* **SUPPLIED MATERIAL**:
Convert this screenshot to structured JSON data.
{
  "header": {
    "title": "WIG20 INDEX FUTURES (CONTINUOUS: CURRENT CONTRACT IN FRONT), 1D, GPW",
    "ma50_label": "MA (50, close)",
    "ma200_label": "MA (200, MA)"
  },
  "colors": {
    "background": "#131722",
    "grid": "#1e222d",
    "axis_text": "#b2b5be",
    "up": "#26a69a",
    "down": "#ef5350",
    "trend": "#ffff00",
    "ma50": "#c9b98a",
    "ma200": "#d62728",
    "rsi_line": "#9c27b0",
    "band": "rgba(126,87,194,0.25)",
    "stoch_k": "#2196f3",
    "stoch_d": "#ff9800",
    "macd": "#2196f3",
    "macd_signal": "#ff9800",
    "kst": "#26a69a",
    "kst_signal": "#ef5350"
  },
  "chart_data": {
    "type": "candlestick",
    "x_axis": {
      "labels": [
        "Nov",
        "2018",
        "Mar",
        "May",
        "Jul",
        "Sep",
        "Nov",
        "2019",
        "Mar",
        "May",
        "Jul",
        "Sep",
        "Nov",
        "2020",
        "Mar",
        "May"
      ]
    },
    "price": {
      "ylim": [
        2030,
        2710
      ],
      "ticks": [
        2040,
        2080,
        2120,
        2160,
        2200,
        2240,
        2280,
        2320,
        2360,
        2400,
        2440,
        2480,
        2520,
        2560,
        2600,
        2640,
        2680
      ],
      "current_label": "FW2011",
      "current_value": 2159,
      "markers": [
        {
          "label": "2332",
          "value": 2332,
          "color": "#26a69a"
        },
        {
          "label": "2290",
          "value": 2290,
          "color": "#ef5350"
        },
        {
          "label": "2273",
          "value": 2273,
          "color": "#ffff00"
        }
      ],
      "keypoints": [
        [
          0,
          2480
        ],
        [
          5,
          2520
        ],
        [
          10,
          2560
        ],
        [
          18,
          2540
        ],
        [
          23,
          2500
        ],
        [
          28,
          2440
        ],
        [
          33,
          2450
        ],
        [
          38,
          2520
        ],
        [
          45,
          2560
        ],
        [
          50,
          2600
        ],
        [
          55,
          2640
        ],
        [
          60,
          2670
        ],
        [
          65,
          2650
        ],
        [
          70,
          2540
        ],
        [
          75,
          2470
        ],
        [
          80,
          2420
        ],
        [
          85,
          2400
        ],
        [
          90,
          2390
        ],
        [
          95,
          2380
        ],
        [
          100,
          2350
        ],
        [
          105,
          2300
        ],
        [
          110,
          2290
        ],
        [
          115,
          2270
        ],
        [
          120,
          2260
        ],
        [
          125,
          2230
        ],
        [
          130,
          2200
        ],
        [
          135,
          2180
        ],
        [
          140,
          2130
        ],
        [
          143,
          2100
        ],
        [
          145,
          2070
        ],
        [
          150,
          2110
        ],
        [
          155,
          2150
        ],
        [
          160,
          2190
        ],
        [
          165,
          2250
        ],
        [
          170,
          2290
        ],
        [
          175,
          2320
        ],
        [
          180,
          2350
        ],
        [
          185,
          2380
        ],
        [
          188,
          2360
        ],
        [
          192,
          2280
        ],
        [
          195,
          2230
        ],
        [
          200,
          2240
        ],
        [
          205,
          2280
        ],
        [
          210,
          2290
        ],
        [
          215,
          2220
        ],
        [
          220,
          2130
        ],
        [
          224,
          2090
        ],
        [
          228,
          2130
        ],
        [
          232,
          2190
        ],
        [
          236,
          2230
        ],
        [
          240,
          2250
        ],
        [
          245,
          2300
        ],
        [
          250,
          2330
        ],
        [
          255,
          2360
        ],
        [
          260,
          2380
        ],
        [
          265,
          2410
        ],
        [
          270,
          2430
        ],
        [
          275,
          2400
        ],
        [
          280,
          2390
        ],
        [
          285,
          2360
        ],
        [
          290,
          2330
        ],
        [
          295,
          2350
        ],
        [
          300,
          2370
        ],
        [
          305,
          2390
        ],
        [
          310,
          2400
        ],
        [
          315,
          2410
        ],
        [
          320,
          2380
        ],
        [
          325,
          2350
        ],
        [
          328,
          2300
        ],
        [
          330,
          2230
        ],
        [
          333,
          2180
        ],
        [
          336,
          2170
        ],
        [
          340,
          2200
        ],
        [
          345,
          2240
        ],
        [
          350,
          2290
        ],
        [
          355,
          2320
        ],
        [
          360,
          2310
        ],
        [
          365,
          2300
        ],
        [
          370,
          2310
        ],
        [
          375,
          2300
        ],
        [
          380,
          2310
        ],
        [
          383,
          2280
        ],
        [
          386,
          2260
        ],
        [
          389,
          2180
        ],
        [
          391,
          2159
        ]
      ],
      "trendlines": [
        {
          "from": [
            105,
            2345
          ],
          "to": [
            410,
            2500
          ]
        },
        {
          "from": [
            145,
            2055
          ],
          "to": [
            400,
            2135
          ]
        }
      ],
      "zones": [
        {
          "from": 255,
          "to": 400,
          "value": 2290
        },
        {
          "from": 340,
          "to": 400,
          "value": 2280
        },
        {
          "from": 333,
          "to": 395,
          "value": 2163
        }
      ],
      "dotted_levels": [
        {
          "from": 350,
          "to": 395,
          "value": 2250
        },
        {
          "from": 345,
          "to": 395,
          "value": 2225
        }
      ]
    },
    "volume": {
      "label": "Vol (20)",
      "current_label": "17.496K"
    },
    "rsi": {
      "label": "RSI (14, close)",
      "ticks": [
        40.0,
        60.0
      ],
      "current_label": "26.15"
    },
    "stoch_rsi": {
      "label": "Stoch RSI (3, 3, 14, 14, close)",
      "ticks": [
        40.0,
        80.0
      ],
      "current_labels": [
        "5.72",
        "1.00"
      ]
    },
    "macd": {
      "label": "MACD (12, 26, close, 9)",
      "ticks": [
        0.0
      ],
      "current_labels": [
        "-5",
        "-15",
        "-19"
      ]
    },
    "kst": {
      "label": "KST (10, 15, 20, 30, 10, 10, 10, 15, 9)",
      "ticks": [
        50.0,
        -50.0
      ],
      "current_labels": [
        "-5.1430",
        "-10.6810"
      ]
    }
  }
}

* **WHAT THE TASK ASKS**:
Faithfully copy every entry, leaving nothing out.

* **CORRECT RESULT**:
Convert this screenshot to structured JSON data.
{
  "header": {
    "title": "WIG20 INDEX FUTURES (CONTINUOUS: CURRENT CONTRACT IN FRONT), 1D, GPW",
    "ma50_label": "MA (50, close)",
    "ma200_label": "MA (200, MA)"
  },
  "colors": {
    "background": "#131722",
    "grid": "#1e222d",
    "axis_text": "#b2b5be",
    "up": "#26a69a",
    "down": "#ef5350",
    "trend": "#ffff00",
    "ma50": "#c9b98a",
    "ma200": "#d62728",
    "rsi_line": "#9c27b0",
    "band": "rgba(126,87,194,0.25)",
    "stoch_k": "#2196f3",
    "stoch_d": "#ff9800",
    "macd": "#2196f3",
    "macd_signal": "#ff9800",
    "kst": "#26a69a",
    "kst_signal": "#ef5350"
  },
  "chart_data": {
    "type": "candlestick",
    "x_axis": {
      "labels": [
        "Nov",
        "2018",
        "Mar",
        "May",
        "Jul",
        "Sep",
        "Nov",
        "2019",
        "Mar",
        "May",
        "Jul",
        "Sep",
        "Nov",
        "2020",
        "Mar",
        "May"
      ]
    },
    "price": {
      "ylim": [
        2030,
        2710
      ],
      "ticks": [
        2040,
        2080,
        2120,
        2160,
        2200,
        2240,
        2280,
        2320,
        2360,
        2400,
        2440,
        2480,
        2520,
        2560,
        2600,
        2640,
        2680
      ],
      "current_label": "FW2011",
      "current_value": 2159,
      "markers": [
        {
          "label": "2332",
          "value": 2332,
          "color": "#26a69a"
        },
        {
          "label": "2290",
          "value": 2290,
          "color": "#ef5350"
        },
        {
          "label": "2273",
          "value": 2273,
          "color": "#ffff00"
        }
      ],
      "keypoints": [
        [
          0,
          2480
        ],
        [
          5,
          2520
        ],
        [
          10,
          2560
        ],
        [
          18,
          2540
        ],
        [
          23,
          2500
        ],
        [
          28,
          2440
        ],
        [
          33,
          2450
        ],
        [
          38,
          2520
        ],
        [
          45,
          2560
        ],
        [
          50,
          2600
        ],
        [
          55,
          2640
        ],
        [
          60,
          2670
        ],
        [
          65,
          2650
        ],
        [
          70,
          2540
        ],
        [
          75,
          2470
        ],
        [
          80,
          2420
        ],
        [
          85,
          2400
        ],
        [
          90,
          2390
        ],
        [
          95,
          2380
        ],
        [
          100,
          2350
        ],
        [
          105,
          2300
        ],
        [
          110,
          2290
        ],
        [
          115,
          2270
        ],
        [
          120,
          2260
        ],
        [
          125,
          2230
        ],
        [
          130,
          2200
        ],
        [
          135,
          2180
        ],
        [
          140,
          2130
        ],
        [
          143,
          2100
        ],
        [
          145,
          2070
        ],
        [
          150,
          2110
        ],
        [
          155,
          2150
        ],
        [
          160,
          2190
        ],
        [
          165,
          2250
        ],
        [
          170,
          2290
        ],
        [
          175,
          2320
        ],
        [
          180,
          2350
        ],
        [
          185,
          2380
        ],
        [
          188,
          2360
        ],
        [
          192,
          2280
        ],
        [
          195,
          2230
        ],
        [
          200,
          2240
        ],
        [
          205,
          2280
        ],
        [
          210,
          2290
        ],
        [
          215,
          2220
        ],
        [
          220,
          2130
        ],
        [
          224,
          2090
        ],
        [
          228,
          2130
        ],
        [
          232,
          2190
        ],
        [
          236,
          2230
        ],
        [
          240,
          2250
        ],
        [
          245,
          2300
        ],
        [
          250,
          2330
        ],
        [
          255,
          2360
        ],
        [
          260,
          2380
        ],
        [
          265,
          2410
        ],
        [
          270,
          2430
        ],
        [
          275,
          2400
        ],
        [
          280,
          2390
        ],
        [
          285,
          2360
        ],
        [
          290,
          2330
        ],
        [
          295,
          2350
        ],
        [
          300,
          2370
        ],
        [
          305,
          2390
        ],
        [
          310,
          2400
        ],
        [
          315,
          2410
        ],
        [
          320,
          2380
        ],
        [
          325,
          2350
        ],
        [
          328,
          2300
        ],
        [
          330,
          2230
        ],
        [
          333,
          2180
        ],
        [
          336,
          2170
        ],
        [
          340,
          2200
        ],
        [
          345,
          2240
        ],
        [
          350,
          2290
        ],
        [
          355,
          2320
        ],
        [
          360,
          2310
        ],
        [
          365,
          2300
        ],
        [
          370,
          2310
        ],
        [
          375,
          2300
        ],
        [
          380,
          2310
        ],
        [
          383,
          2280
        ],
        [
          386,
          2260
        ],
        [
          389,
          2180
        ],
        [
          391,
          2159
        ]
      ],
      "trendlines": [
        {
          "from": [
            105,
            2345
          ],
          "to": [
            410,
            2500
          ]
        },
        {
          "from": [
            145,
            2055
          ],
          "to": [
            400,
            2135
          ]
        }
      ],
      "zones": [
        {
          "from": 255,
          "to": 400,
          "value": 2290
        },
        {
          "from": 340,
          "to": 400,
          "value": 2280
        },
        {
          "from": 333,
          "to": 395,
          "value": 2163
        }
      ],
      "dotted_levels": [
        {
          "from": 350,
          "to": 395,
          "value": 2250
        },
        {
          "from": 345,
          "to": 395,
          "value": 2225
        }
      ]
    },
    "volume": {
      "label": "Vol (20)",
      "current_label": "17.496K"
    },
    "rsi": {
      "label": "RSI (14, close)",
      "ticks": [
        40.0,
        60.0
      ],
      "current_label": "26.15"
    },
    "stoch_rsi": {
      "label": "Stoch RSI (3, 3, 14, 14, close)",
      "ticks": [
        40.0,
        80.0
      ],
      "current_labels": [
        "5.72",
        "1.00"
      ]
    },
    "macd": {
      "label": "MACD (12, 26, close, 9)",
      "ticks": [
        0.0
      ],
      "current_labels": [
        "-5",
        "-15",
        "-19"
      ]
    },
    "kst": {
      "label": "KST (10, 15, 20, 30, 10, 10, 10, 15, 9)",
      "ticks": [
        50.0,
        -50.0
      ],
      "current_labels": [
        "-5.1430",
        "-10.6810"
      ]
    }
  }
}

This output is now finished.